_EXERCISE MATERIALS:_
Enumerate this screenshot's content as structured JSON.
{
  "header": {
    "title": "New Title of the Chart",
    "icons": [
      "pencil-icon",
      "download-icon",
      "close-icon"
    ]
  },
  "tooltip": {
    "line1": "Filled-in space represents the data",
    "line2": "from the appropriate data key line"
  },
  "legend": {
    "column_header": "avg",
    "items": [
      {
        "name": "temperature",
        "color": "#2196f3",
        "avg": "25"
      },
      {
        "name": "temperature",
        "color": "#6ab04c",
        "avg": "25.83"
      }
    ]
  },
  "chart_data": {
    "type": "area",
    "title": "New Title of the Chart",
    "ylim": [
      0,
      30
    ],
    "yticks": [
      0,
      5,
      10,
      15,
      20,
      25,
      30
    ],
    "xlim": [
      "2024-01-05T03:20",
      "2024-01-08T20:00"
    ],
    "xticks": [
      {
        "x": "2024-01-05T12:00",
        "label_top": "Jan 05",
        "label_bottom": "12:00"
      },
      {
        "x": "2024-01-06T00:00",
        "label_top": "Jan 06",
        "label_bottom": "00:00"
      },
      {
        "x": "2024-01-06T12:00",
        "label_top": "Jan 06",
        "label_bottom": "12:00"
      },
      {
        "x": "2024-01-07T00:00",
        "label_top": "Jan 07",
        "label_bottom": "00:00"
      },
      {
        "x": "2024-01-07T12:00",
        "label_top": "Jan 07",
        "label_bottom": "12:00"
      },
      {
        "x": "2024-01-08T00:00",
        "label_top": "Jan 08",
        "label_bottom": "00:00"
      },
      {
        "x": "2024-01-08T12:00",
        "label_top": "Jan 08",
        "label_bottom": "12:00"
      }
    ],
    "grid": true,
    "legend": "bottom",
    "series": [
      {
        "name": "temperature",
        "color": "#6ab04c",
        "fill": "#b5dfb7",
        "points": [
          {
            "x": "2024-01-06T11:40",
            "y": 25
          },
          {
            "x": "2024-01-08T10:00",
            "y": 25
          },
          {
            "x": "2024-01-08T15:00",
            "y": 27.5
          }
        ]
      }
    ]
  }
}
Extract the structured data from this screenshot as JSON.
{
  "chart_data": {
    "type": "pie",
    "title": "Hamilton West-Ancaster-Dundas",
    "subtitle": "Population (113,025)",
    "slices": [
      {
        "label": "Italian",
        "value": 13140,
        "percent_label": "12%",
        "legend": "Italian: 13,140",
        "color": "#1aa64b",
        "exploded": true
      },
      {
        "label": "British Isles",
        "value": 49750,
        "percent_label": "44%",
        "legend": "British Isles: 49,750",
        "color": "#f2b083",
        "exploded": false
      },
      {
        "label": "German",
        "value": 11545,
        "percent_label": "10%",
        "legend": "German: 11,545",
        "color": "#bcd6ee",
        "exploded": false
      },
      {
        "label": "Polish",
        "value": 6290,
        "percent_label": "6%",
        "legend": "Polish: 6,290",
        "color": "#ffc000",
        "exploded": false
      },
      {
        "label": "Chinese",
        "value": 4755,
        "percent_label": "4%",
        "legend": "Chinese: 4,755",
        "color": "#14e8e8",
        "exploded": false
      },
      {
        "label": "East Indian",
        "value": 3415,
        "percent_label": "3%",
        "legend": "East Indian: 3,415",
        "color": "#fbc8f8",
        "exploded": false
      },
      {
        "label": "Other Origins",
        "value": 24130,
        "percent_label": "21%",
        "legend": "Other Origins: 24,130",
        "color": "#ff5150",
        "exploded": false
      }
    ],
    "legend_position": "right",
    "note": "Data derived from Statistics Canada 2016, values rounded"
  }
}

_REQUIRED WORK:_ The answer should be a single number: the count of lines in the data that include the string "screenshot".

_FULL SOLUTION:_ 2